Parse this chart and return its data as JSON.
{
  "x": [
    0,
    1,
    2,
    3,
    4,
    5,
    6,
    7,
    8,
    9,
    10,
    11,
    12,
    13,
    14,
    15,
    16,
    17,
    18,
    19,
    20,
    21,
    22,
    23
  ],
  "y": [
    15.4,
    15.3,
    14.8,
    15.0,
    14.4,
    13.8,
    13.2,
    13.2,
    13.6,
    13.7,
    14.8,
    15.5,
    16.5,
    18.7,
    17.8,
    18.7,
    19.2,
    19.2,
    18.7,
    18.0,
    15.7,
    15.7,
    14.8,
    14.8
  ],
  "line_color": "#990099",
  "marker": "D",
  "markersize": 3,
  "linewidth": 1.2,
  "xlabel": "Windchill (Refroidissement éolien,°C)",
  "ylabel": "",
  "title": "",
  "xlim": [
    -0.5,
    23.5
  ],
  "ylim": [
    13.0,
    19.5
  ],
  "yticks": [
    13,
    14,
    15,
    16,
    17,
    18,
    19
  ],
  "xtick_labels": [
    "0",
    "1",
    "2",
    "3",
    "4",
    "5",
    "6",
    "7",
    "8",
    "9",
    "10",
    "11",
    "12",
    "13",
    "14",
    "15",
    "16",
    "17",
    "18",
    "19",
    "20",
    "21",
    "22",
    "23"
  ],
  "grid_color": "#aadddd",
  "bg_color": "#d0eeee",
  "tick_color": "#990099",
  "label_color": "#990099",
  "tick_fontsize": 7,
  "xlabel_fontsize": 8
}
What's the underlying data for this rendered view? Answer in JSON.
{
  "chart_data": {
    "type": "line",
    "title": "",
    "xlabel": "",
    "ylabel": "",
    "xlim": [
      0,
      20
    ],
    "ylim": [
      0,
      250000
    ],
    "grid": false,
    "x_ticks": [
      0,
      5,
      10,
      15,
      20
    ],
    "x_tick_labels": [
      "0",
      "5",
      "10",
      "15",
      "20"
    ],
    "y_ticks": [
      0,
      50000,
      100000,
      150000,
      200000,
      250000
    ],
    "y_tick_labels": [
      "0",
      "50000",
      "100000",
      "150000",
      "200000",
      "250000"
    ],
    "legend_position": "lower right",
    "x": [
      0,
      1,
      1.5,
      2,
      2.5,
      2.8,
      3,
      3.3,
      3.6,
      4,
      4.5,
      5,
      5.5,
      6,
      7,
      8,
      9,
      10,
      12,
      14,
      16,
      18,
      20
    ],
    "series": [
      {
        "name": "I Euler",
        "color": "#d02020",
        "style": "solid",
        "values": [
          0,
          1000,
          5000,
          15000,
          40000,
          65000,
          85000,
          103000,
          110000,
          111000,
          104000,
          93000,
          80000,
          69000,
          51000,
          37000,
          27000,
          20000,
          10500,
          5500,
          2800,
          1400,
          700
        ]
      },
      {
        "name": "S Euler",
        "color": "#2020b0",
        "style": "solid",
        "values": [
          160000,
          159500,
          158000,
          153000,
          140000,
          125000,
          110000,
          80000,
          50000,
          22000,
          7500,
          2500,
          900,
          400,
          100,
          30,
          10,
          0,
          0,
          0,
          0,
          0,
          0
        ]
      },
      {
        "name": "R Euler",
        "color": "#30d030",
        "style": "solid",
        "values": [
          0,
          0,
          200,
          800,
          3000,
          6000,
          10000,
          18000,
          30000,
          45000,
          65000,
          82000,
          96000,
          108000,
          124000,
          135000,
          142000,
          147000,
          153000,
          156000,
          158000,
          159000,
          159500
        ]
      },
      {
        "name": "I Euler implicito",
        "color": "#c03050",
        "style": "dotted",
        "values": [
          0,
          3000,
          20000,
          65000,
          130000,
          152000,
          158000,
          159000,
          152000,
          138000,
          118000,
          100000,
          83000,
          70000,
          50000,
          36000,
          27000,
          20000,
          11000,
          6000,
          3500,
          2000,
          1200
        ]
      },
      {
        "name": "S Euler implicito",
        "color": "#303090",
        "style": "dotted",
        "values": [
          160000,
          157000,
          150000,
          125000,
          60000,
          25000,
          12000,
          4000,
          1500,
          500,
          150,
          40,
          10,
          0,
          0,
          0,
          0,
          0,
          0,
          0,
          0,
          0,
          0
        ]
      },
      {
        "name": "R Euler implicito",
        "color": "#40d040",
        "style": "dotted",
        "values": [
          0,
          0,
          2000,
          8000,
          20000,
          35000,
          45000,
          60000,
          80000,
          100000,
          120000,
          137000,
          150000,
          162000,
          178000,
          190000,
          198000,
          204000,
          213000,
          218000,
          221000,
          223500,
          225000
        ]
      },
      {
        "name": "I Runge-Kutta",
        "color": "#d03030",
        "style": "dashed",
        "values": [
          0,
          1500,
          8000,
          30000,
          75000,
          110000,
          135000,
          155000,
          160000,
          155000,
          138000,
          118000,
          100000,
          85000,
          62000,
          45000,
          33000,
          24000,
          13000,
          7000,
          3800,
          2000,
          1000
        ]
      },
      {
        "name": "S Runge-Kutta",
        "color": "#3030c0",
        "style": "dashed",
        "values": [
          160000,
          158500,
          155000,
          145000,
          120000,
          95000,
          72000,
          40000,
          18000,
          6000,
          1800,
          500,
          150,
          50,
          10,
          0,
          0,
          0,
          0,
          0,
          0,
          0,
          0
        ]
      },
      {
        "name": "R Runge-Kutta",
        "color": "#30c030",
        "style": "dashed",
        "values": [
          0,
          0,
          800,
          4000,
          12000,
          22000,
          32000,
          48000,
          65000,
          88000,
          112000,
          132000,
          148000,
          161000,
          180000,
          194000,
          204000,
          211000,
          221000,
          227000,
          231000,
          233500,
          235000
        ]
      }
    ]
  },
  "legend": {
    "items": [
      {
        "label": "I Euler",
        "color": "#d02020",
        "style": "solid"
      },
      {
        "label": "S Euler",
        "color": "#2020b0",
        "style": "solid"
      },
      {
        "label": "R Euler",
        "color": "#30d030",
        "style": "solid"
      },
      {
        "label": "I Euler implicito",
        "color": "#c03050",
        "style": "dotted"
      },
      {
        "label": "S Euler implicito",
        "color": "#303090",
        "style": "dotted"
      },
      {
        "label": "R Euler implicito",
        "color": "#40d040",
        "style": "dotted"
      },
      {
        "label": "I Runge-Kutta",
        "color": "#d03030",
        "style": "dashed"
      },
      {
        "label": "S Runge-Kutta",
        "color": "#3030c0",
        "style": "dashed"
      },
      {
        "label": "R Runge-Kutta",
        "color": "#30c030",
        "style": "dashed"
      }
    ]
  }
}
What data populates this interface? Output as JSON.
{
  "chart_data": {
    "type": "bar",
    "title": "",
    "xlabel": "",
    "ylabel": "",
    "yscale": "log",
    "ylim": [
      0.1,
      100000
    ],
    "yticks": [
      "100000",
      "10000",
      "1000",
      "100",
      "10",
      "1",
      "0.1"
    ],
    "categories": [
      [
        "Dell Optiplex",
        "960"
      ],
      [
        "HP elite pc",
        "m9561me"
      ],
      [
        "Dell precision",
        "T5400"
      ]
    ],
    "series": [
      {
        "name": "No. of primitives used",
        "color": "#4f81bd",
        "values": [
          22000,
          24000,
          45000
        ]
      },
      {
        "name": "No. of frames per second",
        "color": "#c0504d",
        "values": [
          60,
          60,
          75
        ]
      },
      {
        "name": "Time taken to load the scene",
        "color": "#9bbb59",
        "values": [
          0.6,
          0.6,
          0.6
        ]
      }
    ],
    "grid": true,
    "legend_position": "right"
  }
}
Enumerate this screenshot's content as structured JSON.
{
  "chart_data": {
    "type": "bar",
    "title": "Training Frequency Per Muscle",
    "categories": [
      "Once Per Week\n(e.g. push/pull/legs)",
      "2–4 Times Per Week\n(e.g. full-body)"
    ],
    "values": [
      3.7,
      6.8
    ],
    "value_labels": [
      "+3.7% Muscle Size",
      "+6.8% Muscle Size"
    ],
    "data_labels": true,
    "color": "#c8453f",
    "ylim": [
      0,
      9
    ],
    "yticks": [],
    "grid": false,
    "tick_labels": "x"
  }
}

--------------------------------------------------

▸ **PROBLEM DESCRIPTION**: Extract, exactly as they appear, the lines from the one containing "Enumerate this screenshot's" through the final line.

▸ **WORKED SOLUTION**:
Enumerate this screenshot's content as structured JSON.
{
  "chart_data": {
    "type": "bar",
    "title": "Training Frequency Per Muscle",
    "categories": [
      "Once Per Week\n(e.g. push/pull/legs)",
      "2–4 Times Per Week\n(e.g. full-body)"
    ],
    "values": [
      3.7,
      6.8
    ],
    "value_labels": [
      "+3.7% Muscle Size",
      "+6.8% Muscle Size"
    ],
    "data_labels": true,
    "color": "#c8453f",
    "ylim": [
      0,
      9
    ],
    "yticks": [],
    "grid": false,
    "tick_labels": "x"
  }
}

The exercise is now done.